---------- EXTRACTED RECORDS

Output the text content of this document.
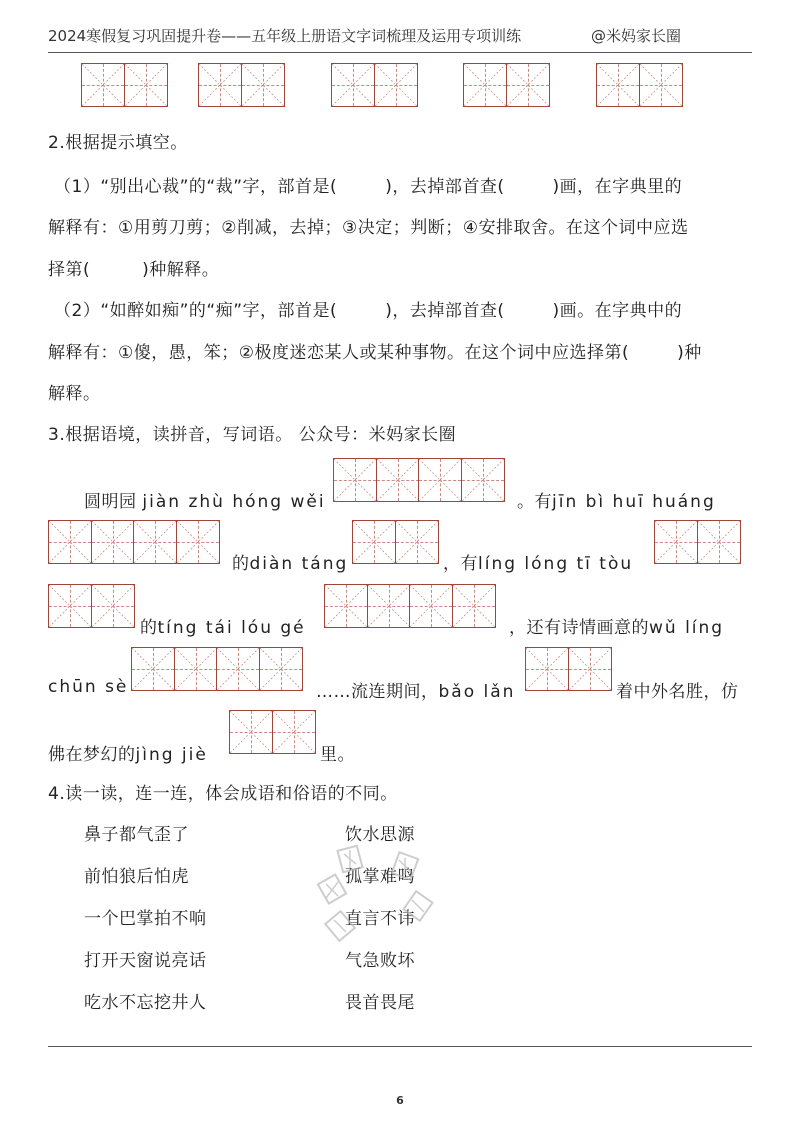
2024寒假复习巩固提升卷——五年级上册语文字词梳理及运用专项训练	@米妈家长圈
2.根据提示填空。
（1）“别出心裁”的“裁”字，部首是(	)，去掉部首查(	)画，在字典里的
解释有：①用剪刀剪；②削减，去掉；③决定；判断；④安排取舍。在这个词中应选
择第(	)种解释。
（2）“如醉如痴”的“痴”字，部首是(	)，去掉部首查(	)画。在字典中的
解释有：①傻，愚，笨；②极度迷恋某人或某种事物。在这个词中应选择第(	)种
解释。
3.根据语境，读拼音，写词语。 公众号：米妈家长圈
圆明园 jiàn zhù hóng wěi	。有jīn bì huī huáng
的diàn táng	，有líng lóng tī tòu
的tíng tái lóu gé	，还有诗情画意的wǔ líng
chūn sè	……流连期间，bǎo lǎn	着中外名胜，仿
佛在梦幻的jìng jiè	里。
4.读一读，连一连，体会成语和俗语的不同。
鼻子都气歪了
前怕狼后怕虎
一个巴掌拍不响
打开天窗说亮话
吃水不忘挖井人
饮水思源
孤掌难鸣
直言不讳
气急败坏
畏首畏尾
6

--------------------
---------- EXTRACTED RECORDS

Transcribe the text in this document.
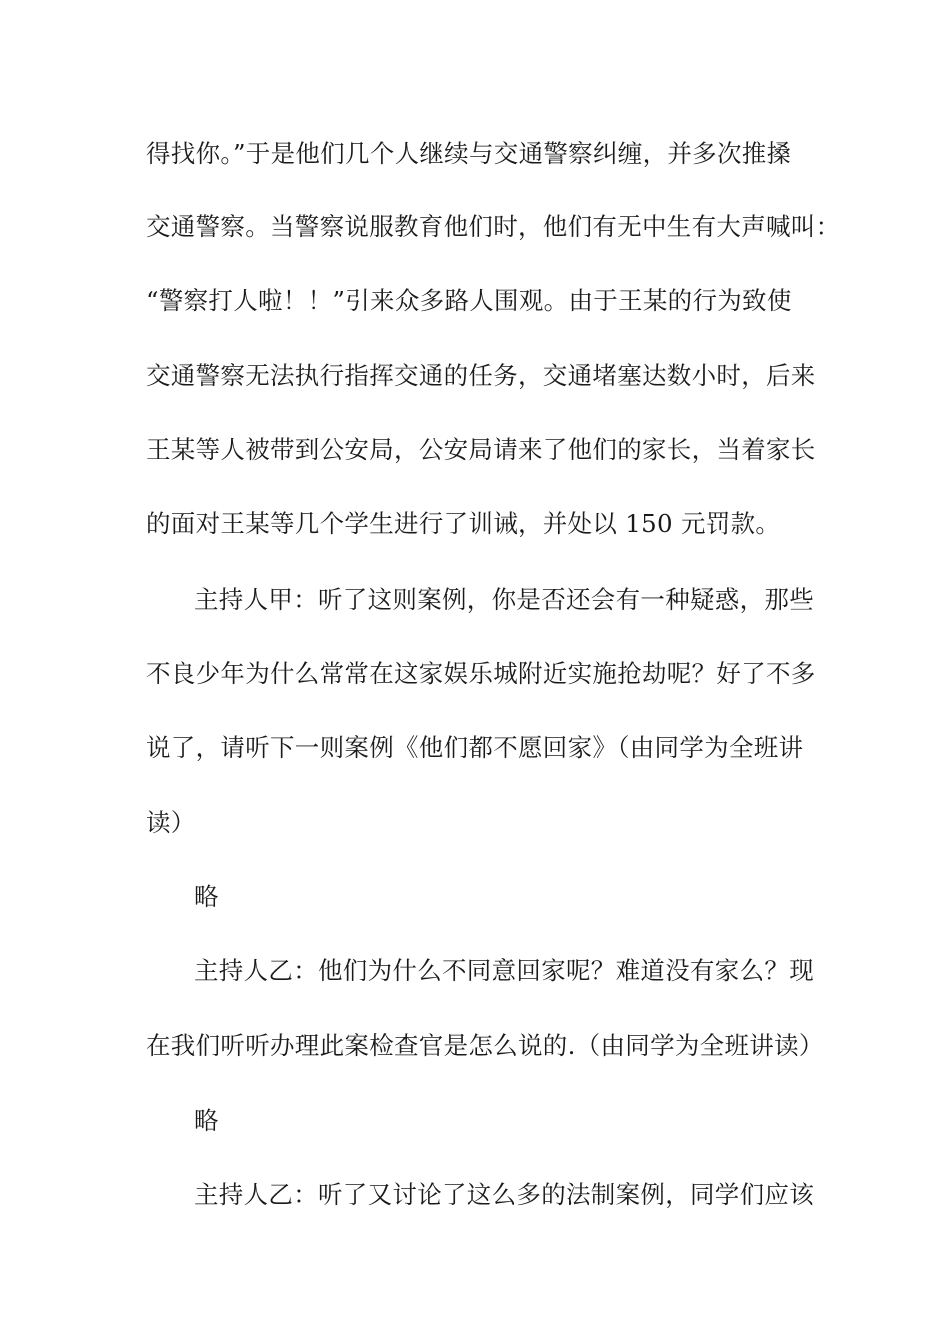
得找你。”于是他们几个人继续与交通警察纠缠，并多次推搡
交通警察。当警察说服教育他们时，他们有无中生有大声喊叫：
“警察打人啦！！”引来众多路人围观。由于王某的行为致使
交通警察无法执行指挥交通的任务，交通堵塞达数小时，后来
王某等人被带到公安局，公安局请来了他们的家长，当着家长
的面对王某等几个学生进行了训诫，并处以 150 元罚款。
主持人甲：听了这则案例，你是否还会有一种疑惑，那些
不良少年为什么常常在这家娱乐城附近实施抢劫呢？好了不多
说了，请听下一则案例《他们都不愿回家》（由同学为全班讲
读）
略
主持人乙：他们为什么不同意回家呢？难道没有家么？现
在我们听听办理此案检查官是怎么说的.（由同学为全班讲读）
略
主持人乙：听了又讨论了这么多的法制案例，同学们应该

--------------------
---------- EXTRACTED RECORDS

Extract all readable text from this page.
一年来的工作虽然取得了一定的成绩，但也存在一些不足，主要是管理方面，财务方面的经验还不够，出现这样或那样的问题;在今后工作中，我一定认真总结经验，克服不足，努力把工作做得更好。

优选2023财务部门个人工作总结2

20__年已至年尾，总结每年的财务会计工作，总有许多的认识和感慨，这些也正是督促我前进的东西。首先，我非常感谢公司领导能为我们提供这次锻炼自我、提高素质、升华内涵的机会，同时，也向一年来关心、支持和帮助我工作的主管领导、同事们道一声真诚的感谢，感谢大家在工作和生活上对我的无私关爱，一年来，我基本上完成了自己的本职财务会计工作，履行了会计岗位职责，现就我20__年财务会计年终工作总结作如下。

--------------------

▶ _STATED PROBLEM_
Select and copy each line from the data that includes the word "text".

▶ _OUTPUT FOR THIS EXERCISE_
Output the text content of this document.
Transcribe the text in this document.
Extract all readable text from this page.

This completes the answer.